**Objective:** Sift the listing for lines that hold the string "crkvu" and pull them out.

**Available data:**

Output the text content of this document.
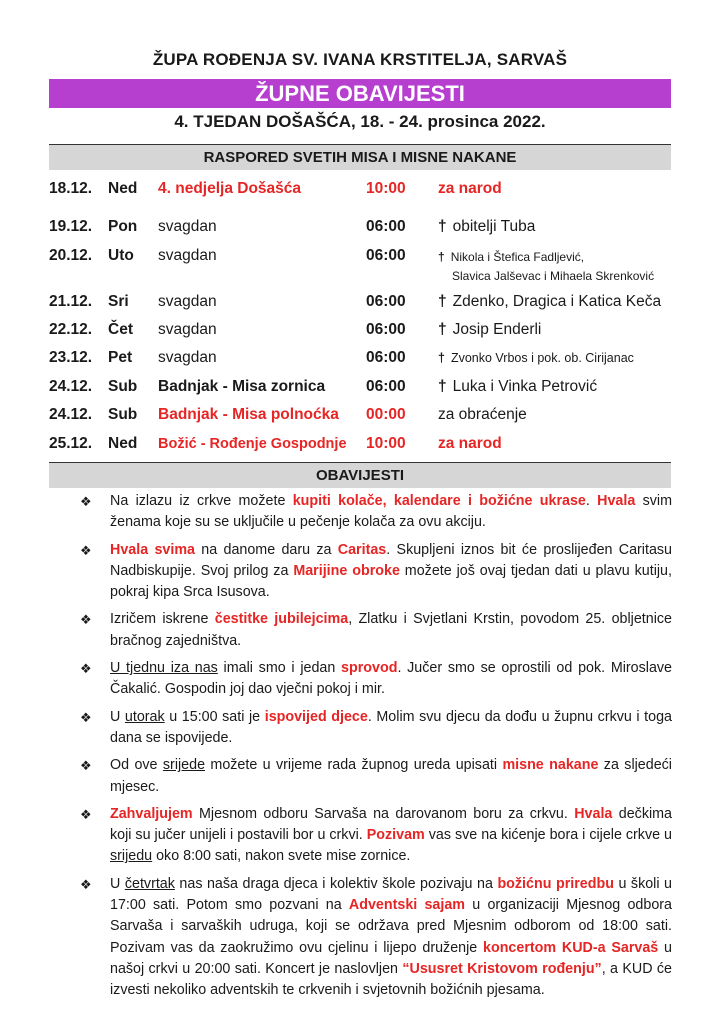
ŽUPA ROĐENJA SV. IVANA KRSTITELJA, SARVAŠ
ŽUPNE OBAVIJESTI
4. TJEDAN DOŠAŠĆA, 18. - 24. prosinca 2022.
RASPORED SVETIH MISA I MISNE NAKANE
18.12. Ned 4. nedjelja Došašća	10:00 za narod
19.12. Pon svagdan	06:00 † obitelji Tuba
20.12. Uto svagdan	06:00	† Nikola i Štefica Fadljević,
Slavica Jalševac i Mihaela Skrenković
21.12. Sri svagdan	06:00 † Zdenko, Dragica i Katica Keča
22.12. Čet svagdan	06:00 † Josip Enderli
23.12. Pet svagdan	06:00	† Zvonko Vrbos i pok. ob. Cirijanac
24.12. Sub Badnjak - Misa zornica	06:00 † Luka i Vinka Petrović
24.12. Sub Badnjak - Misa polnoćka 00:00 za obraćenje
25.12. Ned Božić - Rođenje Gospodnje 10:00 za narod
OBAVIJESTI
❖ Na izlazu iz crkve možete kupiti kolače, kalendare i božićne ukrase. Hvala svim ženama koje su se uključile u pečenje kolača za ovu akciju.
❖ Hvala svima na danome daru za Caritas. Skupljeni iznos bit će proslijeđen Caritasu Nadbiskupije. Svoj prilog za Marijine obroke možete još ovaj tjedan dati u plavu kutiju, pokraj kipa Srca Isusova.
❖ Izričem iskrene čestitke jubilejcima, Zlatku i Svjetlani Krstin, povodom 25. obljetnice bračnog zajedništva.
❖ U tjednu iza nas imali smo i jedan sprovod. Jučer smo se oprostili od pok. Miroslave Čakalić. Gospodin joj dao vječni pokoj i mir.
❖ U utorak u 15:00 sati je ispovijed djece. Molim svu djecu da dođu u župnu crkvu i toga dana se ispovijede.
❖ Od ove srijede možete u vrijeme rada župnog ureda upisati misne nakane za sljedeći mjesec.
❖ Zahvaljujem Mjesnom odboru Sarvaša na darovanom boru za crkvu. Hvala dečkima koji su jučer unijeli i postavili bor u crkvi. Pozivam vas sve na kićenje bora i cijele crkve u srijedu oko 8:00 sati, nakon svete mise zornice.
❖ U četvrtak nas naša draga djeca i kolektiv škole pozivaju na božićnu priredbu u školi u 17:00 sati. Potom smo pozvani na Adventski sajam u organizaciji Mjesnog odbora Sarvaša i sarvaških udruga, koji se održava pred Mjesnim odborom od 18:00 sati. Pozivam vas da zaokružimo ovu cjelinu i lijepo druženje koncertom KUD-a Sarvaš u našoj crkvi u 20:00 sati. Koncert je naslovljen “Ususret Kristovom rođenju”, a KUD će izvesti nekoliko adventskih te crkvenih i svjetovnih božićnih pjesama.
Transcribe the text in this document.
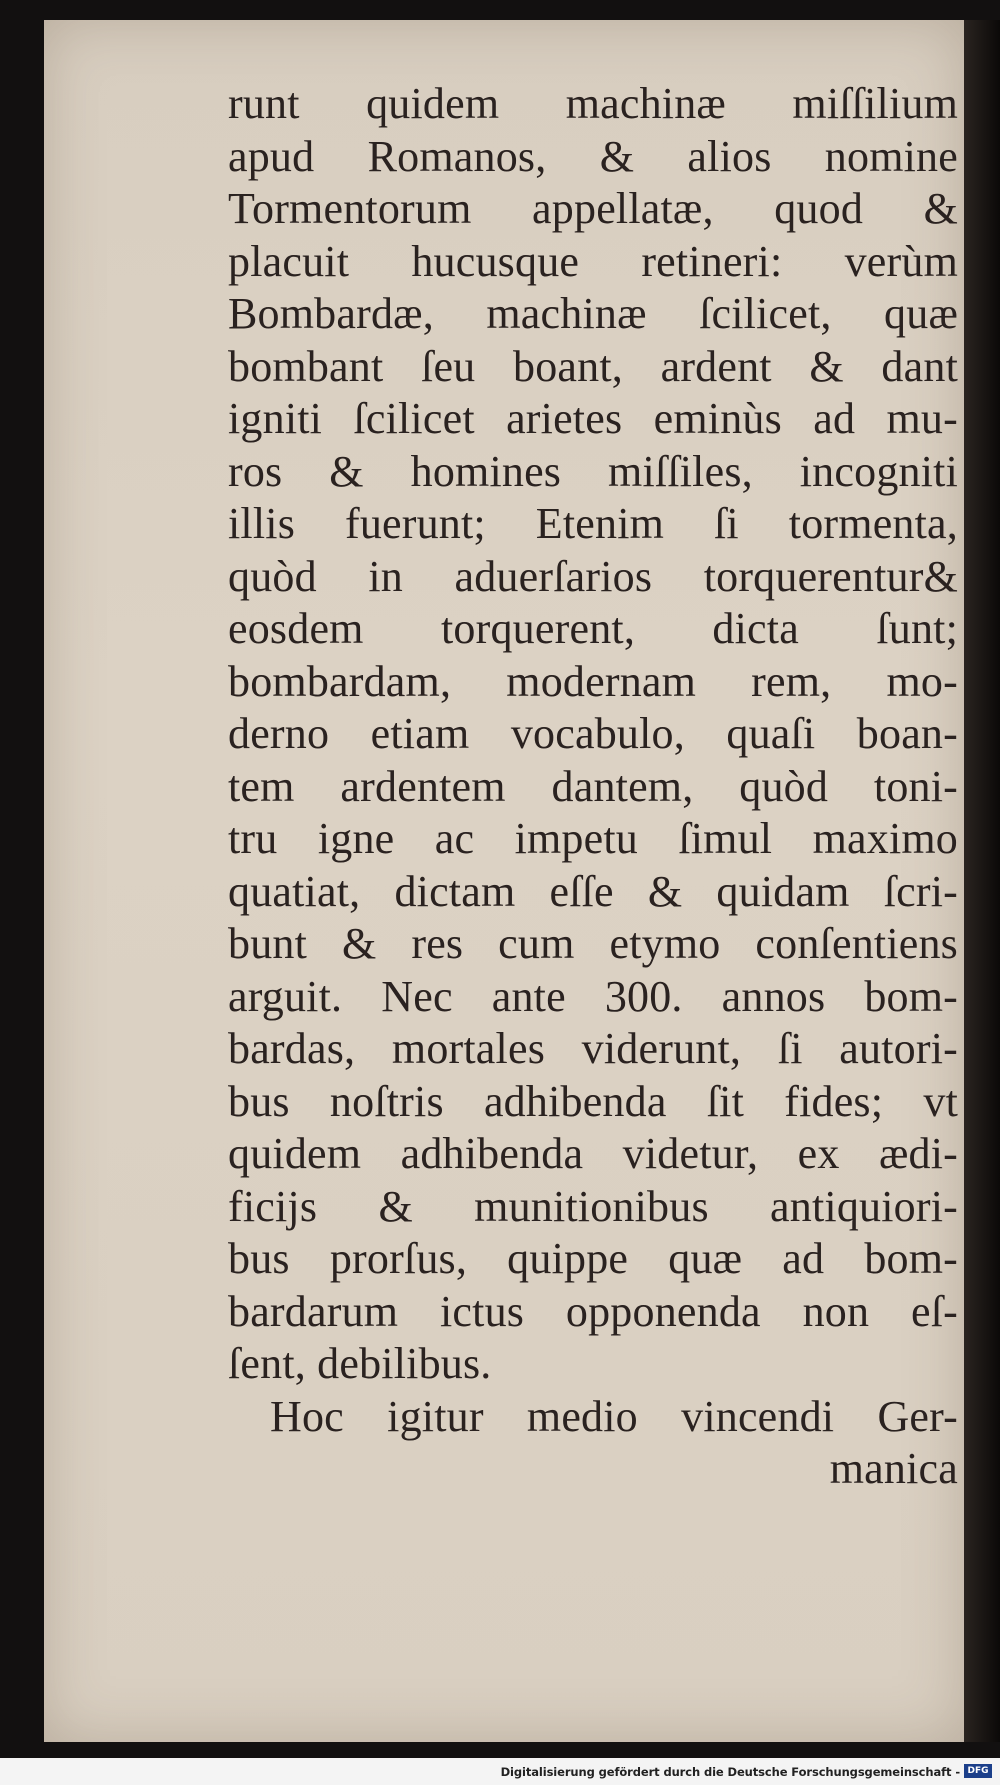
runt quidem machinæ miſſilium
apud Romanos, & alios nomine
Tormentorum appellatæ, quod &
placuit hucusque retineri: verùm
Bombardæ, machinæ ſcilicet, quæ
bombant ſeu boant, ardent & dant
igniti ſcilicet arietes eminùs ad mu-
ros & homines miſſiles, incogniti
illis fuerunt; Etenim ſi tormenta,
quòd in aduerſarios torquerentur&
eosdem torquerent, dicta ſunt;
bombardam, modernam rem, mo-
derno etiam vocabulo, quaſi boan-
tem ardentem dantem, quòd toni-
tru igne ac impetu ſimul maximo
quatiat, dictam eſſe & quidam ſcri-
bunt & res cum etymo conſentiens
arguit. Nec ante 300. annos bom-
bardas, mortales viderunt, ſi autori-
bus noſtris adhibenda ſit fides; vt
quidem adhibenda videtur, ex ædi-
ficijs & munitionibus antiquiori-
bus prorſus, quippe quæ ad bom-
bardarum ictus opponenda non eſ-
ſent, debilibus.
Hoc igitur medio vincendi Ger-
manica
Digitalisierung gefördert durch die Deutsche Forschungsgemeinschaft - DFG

==

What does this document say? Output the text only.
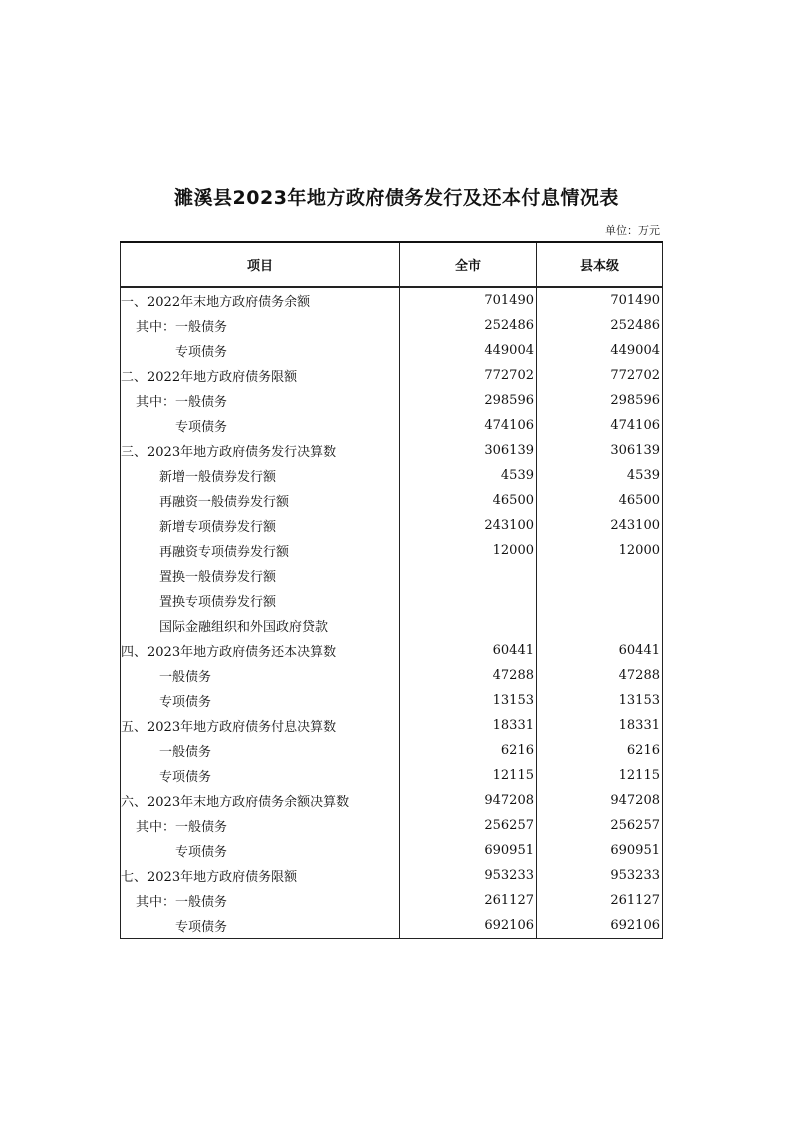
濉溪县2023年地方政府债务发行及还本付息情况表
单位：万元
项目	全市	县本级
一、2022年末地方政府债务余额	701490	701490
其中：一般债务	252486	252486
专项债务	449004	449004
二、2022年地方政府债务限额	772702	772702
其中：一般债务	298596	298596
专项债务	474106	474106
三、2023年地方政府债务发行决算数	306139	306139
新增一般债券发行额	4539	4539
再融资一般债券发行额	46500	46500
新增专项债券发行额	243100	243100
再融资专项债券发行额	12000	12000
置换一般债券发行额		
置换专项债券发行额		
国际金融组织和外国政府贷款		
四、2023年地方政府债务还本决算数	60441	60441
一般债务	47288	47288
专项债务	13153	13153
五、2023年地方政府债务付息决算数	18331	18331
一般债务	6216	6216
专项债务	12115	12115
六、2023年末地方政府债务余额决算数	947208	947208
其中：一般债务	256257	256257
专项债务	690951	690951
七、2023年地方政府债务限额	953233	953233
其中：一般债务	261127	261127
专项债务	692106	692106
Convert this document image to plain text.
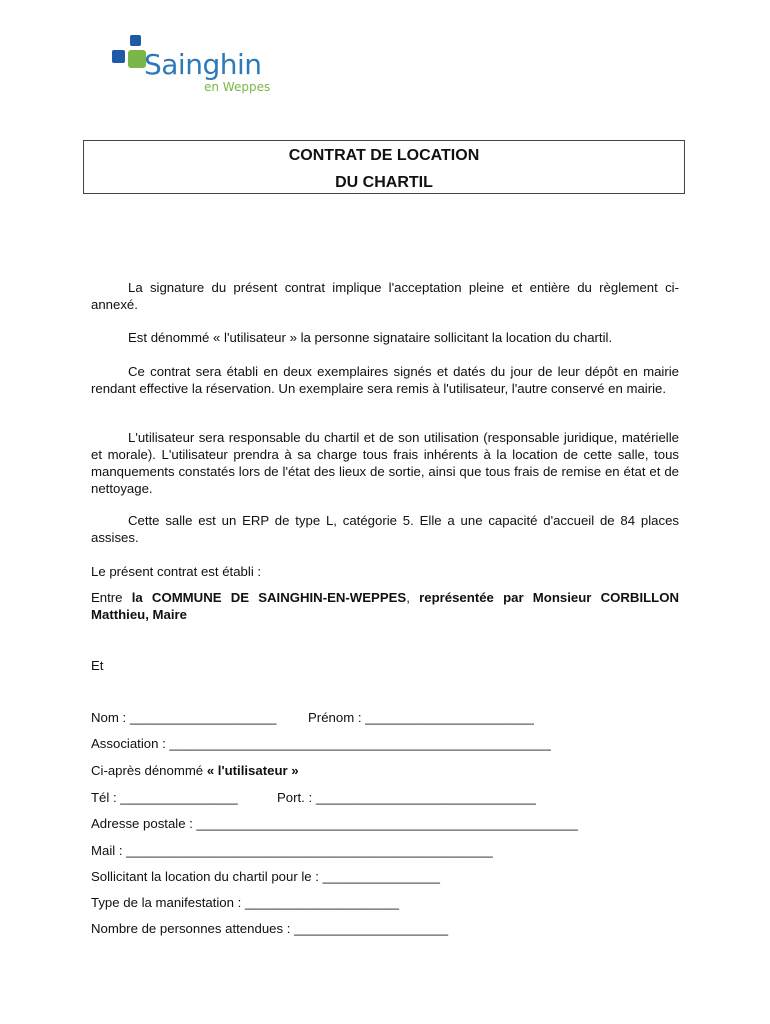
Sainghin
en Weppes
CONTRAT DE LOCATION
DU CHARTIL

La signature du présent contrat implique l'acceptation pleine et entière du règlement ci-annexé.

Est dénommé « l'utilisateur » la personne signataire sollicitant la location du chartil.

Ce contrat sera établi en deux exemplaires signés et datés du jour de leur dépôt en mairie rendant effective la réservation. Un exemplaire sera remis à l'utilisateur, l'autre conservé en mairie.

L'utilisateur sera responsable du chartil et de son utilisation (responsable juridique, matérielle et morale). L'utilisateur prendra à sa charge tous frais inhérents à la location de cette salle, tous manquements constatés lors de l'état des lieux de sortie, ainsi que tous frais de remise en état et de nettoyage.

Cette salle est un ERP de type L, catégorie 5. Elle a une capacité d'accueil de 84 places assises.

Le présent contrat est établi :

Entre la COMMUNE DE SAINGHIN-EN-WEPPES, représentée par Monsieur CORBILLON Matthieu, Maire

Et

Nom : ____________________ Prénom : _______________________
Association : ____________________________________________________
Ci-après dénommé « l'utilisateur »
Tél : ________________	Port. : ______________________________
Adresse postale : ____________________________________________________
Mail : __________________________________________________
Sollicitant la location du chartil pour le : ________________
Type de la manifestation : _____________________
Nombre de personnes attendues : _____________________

**Complete answer:**
❖ U utorak u 15:00 sati je ispovijed djece. Molim svu djecu da dođu u župnu crkvu i toga dana se ispovijede.
❖ Zahvaljujem Mjesnom odboru Sarvaša na darovanom boru za crkvu. Hvala dečkima koji su jučer unijeli i postavili bor u crkvi. Pozivam vas sve na kićenje bora i cijele crkve u srijedu oko 8:00 sati, nakon svete mise zornice.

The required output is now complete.